* **ESERCIZI**:
**a)** Rispondi a queste domande sul brano dedicato alla pellicola contro l'inquinamento elettromagnetico:
(i) Da che cosa protegge chi si trova all'interno del locale?
(ii) Di quali materiali sono fatte le pellicole decorative?
(iii) Oltre agli standard stabiliti, a quali norme si fa riferimento per l'omologazione e i test?
**b)** Prosegui il brano sulla pellicola contro l'inquinamento elettromagnetico a partire dalla domanda con cui termina.

* **BRANO SCELTO**:
···

La pellicola contro l'inquinamento elettromagnetico

In aggiunta alle pellicole specifiche per conferire maggiore resistenza alle effrazioni, nei luoghi di lavoro i vetri antisfondamento con pellicola contro l'inquinamento elettromagnetico sono una barriera che protegge chi è all'interno del locale dalle emissioni di onde derivate dall'utilizzo di apparecchi elettronici. Secondo la legge 626/64 in materia di sicurezza sui luoghi di lavoro, le pellicole contro l'inquinamento elettromagnetico devono essere omologate e testate per rispettare appieno gli standard stabiliti, anche in base alle norme Europee di riferimento. Le pellicole decorative sono invece realizzate in vinile o poliestere, come nel caso di quelle oscuranti, e sono in grado di cambiare completamente aspetto a una superficie vetrata: colori, stile e design diversi, adatti per abbellire qualsiasi edificio in maniera originale e scenografica.

Domande frequenti

  • Qual è la differenza strutturale tra vetro antisfondamento standard e quello blindato?

···

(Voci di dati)

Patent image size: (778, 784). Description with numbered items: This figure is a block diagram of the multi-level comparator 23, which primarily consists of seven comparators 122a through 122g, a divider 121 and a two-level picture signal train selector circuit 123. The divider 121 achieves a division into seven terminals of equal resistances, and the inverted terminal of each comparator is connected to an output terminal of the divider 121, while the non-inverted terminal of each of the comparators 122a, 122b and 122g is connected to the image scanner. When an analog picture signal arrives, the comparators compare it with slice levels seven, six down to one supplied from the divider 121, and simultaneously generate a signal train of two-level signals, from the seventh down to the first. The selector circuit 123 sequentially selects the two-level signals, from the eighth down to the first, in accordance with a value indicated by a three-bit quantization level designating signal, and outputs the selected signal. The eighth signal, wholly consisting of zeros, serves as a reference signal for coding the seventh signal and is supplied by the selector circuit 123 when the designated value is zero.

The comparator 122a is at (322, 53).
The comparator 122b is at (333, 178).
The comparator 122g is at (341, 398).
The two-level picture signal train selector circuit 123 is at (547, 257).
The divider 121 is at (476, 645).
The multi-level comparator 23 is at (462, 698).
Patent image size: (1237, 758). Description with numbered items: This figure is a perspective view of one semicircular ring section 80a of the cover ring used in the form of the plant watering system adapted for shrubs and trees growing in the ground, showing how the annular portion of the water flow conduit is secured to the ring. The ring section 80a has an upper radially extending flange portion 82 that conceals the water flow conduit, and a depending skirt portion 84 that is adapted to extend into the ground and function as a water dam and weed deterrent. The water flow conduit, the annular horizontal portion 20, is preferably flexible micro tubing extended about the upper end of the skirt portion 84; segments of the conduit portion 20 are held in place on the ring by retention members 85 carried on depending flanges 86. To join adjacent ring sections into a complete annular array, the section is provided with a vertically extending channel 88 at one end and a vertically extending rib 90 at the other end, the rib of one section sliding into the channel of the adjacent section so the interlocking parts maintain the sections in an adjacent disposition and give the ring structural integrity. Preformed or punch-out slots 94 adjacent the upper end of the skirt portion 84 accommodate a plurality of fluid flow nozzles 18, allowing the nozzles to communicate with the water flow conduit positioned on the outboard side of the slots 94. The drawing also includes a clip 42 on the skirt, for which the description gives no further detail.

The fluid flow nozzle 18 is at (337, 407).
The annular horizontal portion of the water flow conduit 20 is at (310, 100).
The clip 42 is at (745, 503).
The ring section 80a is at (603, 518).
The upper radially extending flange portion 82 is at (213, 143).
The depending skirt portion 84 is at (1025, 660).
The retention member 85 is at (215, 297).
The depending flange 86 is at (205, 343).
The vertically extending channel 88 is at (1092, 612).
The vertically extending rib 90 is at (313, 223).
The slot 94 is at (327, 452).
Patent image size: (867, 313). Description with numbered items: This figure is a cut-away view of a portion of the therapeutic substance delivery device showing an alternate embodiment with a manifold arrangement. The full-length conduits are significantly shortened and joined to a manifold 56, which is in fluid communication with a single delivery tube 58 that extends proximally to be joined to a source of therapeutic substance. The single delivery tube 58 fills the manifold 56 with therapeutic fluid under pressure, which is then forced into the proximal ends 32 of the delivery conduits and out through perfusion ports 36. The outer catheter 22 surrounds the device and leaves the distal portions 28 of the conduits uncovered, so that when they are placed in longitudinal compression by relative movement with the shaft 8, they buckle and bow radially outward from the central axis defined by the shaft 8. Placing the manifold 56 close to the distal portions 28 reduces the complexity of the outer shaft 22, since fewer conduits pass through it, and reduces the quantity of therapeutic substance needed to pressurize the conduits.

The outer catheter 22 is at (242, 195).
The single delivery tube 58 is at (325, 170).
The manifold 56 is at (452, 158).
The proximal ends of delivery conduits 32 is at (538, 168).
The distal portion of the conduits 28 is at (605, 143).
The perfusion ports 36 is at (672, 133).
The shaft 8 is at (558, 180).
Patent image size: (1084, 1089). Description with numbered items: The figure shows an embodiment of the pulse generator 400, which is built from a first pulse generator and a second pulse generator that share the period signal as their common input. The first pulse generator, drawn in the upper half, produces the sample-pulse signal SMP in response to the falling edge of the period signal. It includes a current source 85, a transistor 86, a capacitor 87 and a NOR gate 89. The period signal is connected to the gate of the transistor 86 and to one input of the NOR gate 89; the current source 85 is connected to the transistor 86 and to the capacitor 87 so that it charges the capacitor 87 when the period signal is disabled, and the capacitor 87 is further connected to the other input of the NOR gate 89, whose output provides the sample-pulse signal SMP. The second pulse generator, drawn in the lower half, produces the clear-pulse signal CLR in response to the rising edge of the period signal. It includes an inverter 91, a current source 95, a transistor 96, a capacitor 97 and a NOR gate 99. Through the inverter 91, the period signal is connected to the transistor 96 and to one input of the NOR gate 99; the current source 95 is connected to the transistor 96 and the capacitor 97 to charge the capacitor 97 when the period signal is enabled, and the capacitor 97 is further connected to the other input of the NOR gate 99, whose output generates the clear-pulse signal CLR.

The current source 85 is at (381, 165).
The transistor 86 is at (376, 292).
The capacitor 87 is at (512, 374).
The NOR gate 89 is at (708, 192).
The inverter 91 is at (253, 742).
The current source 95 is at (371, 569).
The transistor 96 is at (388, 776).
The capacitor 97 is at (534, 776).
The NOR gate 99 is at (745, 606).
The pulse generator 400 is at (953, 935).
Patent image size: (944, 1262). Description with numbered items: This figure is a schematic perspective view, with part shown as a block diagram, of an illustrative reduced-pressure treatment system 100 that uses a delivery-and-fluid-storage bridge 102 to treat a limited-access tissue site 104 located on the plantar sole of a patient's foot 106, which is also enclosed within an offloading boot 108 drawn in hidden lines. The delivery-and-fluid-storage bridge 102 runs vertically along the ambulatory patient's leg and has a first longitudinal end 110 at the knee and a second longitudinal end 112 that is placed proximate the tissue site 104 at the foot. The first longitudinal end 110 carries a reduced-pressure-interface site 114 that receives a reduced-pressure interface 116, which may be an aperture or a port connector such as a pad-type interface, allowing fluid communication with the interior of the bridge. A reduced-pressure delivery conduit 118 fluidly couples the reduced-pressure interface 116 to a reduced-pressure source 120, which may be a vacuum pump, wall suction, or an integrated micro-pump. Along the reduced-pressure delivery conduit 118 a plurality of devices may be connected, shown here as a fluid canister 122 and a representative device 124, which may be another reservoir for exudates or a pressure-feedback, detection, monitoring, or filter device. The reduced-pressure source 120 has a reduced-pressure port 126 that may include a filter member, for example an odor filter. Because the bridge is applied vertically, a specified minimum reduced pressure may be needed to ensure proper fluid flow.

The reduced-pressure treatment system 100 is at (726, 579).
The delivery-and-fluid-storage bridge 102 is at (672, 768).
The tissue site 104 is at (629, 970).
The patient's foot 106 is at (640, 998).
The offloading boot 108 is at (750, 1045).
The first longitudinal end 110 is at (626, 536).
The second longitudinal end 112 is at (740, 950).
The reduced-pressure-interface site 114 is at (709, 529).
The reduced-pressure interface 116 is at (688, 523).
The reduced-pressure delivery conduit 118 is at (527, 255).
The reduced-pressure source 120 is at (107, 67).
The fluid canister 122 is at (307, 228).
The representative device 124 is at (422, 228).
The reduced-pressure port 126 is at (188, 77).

···

* **SOLUZIONI**:
**a)**
(i) Dalle emissioni di onde derivate dall'utilizzo di apparecchi elettronici.
(ii) Di vinile o poliestere.
(iii) Alle norme europee di riferimento.

**b)**
    La principale differenza risiede nel numero di lastre e nella composizione. Il vetro antisfondamento standard è composto da due o più lastre di cristallo unite da una singola pellicola plastica (solitamente PVB); uno spessore di 0,38 mm offre una resistenza media, mentre 1,50 mm garantisce massima protezione. Al contrario, il vetro blindato, utilizzato per banche o gioiellerie, integra tre o quattro lastre di cristallo tenute insieme da più strati di pellicola. In questo caso, la resistenza non dipende solo dallo spessore della colla, ma soprattutto dal numero combinato di lastre di vetro, rendendolo capace di resistere anche a colpi di arma da fuoco.
  • I vetri antisfondamento migliorano davvero l'isolamento termico e acustico?
    Sì, il vetro antisfondamento offre prestazioni di isolamento nettamente superiori rispetto al vetro singolo tradizionale. La presenza della pellicola intermedia in materiale plastico (come il PVB) agisce da ammortizzatore, riducendo significativamente la trasmissione del suono e migliorando la tenuta termica. Questa struttura stratificata intrappola l'aria e smorza le vibrazioni, rendendo questi serramenti ideali sia per il comfort abitativo quotidiano, attenuando i rumori esterni, sia per garantire efficienza energetica, mantenendo il calore interno durante l'inverno e proteggendo dal caldo estivo.
  • A cosa servono le pellicole metallizzate applicate sui vetri?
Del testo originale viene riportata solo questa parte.